In Spite of Social Crises, Each Person Has a
Connection with Eternal Truth and the One Law
 
 
Ivan A. Il’in
 
 
 
Ivan A. Il’in (1883-1954)
 
 
 
The historical epoch now being experienced by the nations must be comprehended as an epoch of great spiritual unmasking and revision.
 
The calamity of world wars and revolutions, which has overtaken the world and shaken the entire life of nations to its very root, is in essence a natural phenomenon, and therefore it can have only natural causes and grounds. But everywhere nature flares up, where it, once ignited, seizes possessions of people’s affairs and fates, everywhere that people find themselves helpless before its blind and shattering upsurge, there is everywhere hidden the imperfection, or immaturity, or degeneracy, of the spiritual culture of humanity: for the business of this culture consists precisely in subordinating every element of nature whatever to its law, to its development and to its end. A natural calamity always reveals the defeat, the limitation and the failure of spirit, for the creative transformation of nature remains its highest task. And however great this calamity, and however vast and overwhelming the sufferings caused by it, the human spirit must accept its failure and in the very acuteness of its suffering discern a call to rebirth and regeneration. But that means comprehending the disaster befalling us as a great spiritual unmasking.
 
The nature that by now has involved humanity in the immeasurable misfortune of great wars and upheavals is the nature of a disordered and embittered human soul.
####################
**STATED GOAL 1**
Repeat the part of the essay on spiritual unmasking from "In Spite of" up to and including "unmasking and revision.".
The essay and the rows have no connection to each other.

Excerpts from a layout annotation set:
####################
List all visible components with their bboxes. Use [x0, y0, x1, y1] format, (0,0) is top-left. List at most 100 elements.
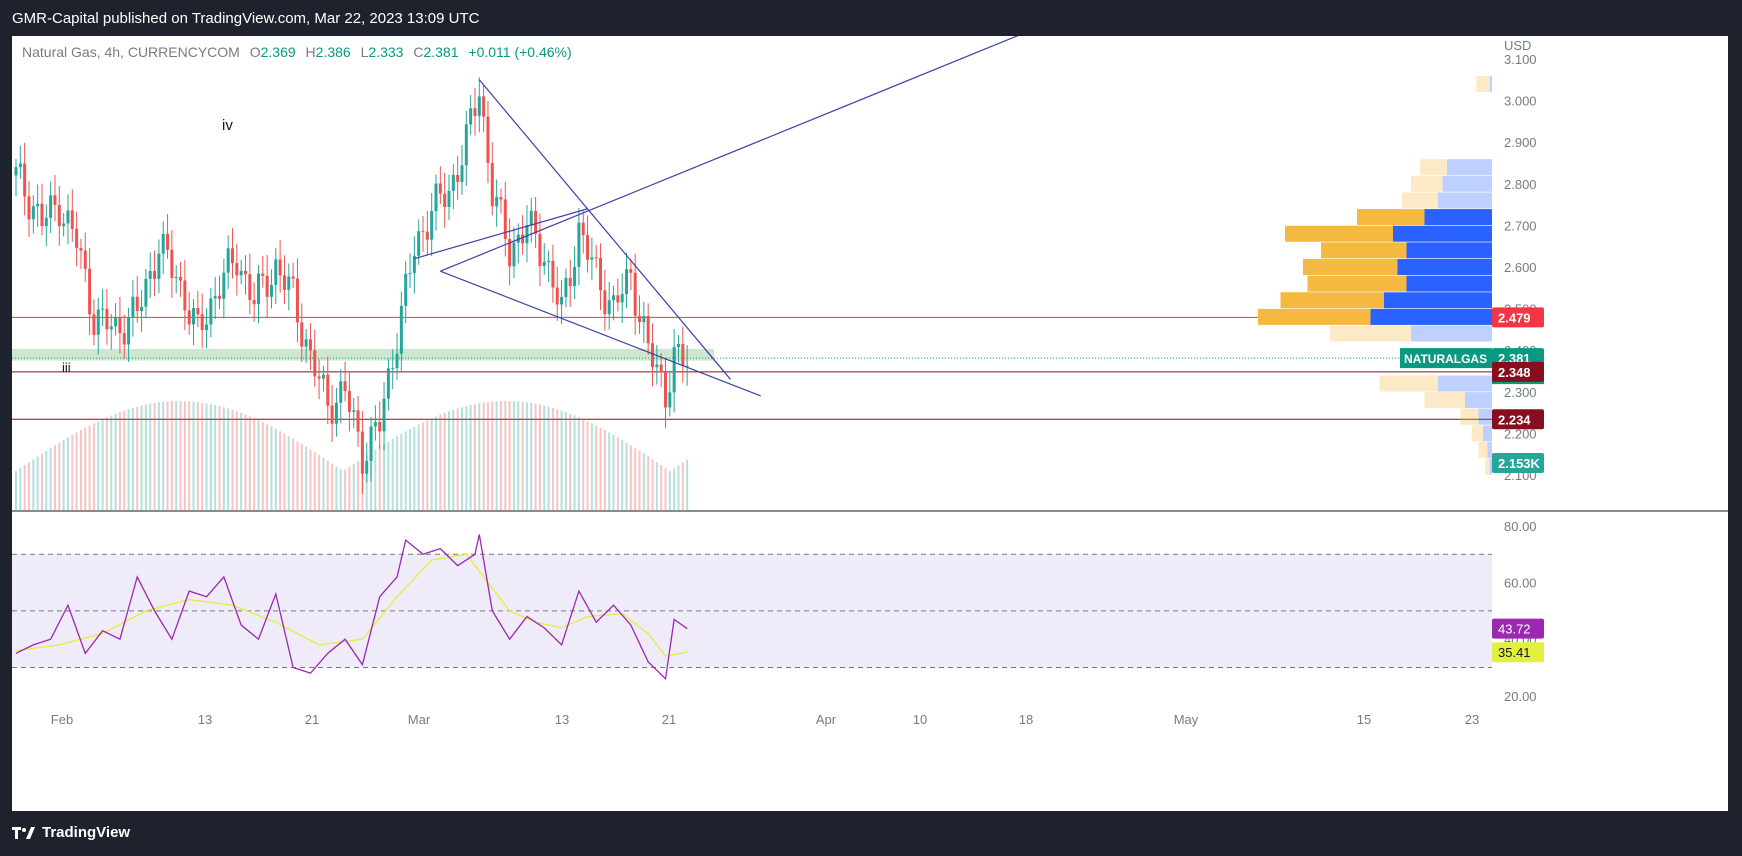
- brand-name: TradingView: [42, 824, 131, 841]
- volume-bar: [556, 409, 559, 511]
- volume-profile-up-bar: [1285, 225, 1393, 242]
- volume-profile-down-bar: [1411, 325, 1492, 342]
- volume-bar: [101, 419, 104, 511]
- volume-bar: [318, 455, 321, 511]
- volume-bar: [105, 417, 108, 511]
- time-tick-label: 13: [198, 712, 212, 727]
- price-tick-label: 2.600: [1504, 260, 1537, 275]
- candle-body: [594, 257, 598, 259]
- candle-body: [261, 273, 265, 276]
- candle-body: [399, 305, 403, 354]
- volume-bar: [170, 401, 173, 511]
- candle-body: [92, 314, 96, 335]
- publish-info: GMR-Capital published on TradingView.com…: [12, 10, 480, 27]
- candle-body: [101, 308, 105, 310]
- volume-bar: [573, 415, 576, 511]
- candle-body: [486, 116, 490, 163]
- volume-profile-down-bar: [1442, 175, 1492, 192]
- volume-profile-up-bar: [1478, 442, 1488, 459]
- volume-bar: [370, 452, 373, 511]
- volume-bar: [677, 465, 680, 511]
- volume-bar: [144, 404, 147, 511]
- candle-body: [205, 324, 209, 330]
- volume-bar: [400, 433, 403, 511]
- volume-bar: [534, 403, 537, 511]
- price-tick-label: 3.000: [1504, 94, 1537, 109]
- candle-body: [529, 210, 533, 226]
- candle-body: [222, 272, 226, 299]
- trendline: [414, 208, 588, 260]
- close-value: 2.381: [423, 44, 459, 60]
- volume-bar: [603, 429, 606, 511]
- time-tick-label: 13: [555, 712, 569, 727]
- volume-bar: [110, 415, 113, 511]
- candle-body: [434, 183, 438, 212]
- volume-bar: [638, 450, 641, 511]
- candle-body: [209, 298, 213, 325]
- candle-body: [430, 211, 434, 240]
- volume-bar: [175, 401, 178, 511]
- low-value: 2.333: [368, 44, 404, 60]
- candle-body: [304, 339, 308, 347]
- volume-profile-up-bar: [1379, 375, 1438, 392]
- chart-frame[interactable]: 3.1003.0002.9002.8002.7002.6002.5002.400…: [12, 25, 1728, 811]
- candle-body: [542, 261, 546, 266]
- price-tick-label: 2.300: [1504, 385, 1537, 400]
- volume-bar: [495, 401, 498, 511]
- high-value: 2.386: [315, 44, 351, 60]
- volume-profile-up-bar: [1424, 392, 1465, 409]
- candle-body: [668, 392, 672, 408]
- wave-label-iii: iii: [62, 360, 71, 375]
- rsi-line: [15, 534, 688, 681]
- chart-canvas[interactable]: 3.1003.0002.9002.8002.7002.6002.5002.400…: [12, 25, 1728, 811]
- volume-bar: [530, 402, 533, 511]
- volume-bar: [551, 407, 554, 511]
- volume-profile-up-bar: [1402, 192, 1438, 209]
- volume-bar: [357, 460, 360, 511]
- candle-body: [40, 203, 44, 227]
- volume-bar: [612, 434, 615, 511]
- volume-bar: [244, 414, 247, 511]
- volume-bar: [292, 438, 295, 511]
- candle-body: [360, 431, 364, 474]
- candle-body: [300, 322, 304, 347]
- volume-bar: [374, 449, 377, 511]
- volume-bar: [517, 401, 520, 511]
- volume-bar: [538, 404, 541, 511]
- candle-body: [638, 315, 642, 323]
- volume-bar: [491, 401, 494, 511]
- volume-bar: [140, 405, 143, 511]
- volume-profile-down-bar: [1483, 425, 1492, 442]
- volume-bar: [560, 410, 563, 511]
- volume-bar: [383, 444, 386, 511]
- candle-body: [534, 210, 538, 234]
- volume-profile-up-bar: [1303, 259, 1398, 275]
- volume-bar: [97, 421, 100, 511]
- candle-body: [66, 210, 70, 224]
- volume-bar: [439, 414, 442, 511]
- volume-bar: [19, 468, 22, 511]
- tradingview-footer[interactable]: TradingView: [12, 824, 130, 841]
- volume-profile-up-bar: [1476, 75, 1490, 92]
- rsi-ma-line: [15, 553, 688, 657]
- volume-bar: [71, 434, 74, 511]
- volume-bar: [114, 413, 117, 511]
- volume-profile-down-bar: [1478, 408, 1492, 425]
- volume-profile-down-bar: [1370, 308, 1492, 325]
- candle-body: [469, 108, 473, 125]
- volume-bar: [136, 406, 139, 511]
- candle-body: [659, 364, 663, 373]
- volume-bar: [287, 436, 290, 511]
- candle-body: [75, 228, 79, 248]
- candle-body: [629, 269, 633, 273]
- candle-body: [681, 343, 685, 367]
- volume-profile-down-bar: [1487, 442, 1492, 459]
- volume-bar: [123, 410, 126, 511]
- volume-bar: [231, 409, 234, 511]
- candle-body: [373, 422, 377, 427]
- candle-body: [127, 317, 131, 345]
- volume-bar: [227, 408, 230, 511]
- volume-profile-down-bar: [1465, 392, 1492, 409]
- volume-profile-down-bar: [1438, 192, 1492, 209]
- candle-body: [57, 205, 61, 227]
####################
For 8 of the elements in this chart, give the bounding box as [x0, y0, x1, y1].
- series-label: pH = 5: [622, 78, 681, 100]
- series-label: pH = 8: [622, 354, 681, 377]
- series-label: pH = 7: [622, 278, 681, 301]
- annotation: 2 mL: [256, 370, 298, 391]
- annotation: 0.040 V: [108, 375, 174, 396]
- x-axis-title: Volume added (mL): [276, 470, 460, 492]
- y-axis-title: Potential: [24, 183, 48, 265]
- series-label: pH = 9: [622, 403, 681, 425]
####################
**STATED GOAL 2**
In the rows, take the lines from the line with "For 8 of the" up to and including the line with "- series-label: pH = 9: [622, 403, 681, 425]" and replace "chart" with "figure". Return only those lines, otherwise unchanged.

**EXERCISE ANSWER 1**
In Spite of Social Crises, Each Person Has a
Connection with Eternal Truth and the One Law
 
 
Ivan A. Il’in
 
 
 
Ivan A. Il’in (1883-1954)
 
 
 
The historical epoch now being experienced by the nations must be comprehended as an epoch of great spiritual unmasking and revision.

**EXERCISE ANSWER 2**
For 8 of the elements in this figure, give the bounding box as [x0, y0, x1, y1].
- series-label: pH = 5: [622, 78, 681, 100]
- series-label: pH = 8: [622, 354, 681, 377]
- series-label: pH = 7: [622, 278, 681, 301]
- annotation: 2 mL: [256, 370, 298, 391]
- annotation: 0.040 V: [108, 375, 174, 396]
- x-axis-title: Volume added (mL): [276, 470, 460, 492]
- y-axis-title: Potential: [24, 183, 48, 265]
- series-label: pH = 9: [622, 403, 681, 425]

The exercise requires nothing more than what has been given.